WHAT IS BEING ASKED -
Work through the following lines and count those that hold the word "tellus". Reply with that number only.

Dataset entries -
☆ ☆ ☆ ☆ ☆
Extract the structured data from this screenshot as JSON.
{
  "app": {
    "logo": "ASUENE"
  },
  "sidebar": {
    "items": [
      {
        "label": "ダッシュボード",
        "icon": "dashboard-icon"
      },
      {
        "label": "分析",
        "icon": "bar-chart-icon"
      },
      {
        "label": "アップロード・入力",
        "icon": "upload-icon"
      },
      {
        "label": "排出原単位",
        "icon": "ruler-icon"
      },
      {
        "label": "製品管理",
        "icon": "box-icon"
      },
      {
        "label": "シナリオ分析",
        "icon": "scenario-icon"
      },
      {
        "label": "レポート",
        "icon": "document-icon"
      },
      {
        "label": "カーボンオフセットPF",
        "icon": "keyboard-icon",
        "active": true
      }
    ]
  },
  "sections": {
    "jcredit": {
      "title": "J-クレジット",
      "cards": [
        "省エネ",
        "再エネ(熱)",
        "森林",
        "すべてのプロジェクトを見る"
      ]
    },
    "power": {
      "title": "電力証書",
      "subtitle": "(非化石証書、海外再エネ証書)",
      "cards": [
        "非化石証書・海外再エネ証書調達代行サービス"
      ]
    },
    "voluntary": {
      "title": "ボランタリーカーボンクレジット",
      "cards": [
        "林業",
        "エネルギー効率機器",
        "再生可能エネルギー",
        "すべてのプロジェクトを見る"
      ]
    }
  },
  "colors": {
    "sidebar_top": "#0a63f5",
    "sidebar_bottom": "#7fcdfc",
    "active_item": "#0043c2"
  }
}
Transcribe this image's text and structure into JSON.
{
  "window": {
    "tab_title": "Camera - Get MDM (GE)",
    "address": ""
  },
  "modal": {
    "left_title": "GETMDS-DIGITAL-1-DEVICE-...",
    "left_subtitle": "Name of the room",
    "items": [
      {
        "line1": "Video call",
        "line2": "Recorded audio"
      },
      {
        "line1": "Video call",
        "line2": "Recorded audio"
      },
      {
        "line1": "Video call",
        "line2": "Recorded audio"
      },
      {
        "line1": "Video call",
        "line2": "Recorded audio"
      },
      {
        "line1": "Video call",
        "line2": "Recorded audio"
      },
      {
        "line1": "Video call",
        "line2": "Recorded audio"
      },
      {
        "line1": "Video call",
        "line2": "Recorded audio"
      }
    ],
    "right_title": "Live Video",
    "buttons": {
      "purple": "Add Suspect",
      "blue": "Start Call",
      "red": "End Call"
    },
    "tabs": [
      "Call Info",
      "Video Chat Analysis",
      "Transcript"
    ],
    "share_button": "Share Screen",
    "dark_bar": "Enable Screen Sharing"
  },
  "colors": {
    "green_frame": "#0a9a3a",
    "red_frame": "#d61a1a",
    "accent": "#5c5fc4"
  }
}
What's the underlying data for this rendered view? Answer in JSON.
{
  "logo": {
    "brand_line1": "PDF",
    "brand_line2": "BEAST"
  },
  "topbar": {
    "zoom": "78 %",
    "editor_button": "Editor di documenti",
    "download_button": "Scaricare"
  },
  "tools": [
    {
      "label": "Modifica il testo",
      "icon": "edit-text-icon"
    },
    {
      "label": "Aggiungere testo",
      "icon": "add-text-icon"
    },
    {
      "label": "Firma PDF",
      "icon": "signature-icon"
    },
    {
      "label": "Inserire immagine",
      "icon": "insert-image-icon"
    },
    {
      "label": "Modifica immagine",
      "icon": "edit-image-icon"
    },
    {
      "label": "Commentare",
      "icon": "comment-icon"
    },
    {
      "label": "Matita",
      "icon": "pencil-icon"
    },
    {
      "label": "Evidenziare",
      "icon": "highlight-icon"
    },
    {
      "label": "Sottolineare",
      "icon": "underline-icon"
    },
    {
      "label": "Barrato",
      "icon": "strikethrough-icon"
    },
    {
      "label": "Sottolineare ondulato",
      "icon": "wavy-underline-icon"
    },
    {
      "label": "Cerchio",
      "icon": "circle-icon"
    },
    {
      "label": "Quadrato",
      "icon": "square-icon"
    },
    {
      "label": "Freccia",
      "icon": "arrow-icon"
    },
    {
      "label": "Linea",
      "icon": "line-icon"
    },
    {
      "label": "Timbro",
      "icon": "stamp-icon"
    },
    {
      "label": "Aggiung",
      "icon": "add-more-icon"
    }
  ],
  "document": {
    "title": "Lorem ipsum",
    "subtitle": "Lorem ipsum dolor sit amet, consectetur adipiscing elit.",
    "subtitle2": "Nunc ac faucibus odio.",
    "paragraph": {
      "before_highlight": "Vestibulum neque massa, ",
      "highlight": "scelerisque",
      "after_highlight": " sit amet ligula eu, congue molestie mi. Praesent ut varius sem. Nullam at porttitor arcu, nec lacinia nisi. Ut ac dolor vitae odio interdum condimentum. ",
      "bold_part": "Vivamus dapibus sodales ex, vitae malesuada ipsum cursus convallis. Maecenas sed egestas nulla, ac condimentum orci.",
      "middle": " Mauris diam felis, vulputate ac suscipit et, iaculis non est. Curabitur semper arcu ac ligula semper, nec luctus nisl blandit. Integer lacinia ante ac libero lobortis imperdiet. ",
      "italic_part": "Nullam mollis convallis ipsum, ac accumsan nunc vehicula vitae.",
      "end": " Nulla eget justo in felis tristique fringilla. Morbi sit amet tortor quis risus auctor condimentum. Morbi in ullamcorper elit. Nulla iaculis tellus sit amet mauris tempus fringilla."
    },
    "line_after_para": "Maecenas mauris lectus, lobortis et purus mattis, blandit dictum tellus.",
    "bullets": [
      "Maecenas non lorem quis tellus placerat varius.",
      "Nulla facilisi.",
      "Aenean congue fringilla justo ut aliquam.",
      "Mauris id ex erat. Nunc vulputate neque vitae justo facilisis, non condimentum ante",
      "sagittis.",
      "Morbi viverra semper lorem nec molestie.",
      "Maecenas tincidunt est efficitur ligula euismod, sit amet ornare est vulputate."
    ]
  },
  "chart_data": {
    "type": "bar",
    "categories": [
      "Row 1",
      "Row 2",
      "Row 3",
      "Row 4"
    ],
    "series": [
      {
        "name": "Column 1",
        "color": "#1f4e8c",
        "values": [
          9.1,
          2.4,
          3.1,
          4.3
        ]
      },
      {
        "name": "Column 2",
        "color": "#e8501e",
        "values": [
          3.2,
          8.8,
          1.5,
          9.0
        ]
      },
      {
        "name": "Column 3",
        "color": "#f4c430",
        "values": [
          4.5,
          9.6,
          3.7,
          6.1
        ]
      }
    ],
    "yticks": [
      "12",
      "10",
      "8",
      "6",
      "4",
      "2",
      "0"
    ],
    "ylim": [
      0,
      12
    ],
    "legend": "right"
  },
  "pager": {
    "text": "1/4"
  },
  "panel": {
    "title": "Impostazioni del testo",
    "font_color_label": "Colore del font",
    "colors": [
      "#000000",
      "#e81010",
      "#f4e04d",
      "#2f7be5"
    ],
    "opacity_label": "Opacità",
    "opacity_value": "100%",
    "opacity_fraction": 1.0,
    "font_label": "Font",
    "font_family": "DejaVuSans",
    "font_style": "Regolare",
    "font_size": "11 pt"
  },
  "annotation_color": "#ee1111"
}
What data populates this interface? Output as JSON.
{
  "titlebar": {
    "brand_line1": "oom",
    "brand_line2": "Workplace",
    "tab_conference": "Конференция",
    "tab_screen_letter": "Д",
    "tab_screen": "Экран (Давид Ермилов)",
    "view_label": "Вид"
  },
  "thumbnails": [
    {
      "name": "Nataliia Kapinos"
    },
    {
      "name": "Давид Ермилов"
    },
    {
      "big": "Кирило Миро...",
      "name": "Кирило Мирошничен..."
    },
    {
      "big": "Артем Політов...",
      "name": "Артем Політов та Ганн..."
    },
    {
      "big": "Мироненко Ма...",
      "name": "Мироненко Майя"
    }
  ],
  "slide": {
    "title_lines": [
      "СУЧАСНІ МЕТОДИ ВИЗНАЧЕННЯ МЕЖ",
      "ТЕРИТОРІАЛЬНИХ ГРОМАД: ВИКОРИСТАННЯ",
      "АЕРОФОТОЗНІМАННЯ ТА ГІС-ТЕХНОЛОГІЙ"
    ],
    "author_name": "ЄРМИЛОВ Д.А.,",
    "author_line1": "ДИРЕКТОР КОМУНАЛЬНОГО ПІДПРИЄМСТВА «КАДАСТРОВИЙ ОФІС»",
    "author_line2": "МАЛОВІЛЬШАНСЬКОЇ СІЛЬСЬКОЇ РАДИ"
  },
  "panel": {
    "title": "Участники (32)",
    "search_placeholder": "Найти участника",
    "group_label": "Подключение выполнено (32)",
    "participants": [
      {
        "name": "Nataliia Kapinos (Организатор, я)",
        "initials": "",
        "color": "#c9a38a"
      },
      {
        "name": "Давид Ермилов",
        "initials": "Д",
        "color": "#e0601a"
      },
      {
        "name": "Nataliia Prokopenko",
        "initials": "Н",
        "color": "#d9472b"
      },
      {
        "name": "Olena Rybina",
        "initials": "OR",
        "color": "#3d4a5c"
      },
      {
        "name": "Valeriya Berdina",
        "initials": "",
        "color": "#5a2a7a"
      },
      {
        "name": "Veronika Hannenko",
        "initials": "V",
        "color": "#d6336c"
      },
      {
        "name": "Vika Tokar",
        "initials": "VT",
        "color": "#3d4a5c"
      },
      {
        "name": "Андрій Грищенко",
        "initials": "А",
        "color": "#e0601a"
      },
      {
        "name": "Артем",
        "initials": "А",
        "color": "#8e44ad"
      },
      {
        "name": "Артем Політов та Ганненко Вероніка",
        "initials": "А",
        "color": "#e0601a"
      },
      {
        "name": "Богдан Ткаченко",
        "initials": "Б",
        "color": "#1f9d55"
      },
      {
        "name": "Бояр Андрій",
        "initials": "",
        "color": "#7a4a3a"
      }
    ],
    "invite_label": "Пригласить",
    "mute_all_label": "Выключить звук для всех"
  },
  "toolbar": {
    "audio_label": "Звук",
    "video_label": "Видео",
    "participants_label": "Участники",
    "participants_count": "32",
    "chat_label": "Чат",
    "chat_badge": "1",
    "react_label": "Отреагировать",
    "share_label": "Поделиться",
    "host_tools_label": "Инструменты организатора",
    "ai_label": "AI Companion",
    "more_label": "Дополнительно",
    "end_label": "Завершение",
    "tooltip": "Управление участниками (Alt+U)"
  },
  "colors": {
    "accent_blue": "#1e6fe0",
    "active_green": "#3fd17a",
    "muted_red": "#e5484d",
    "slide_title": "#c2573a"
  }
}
☆ ☆ ☆ ☆ ☆
THE OUTPUT -
3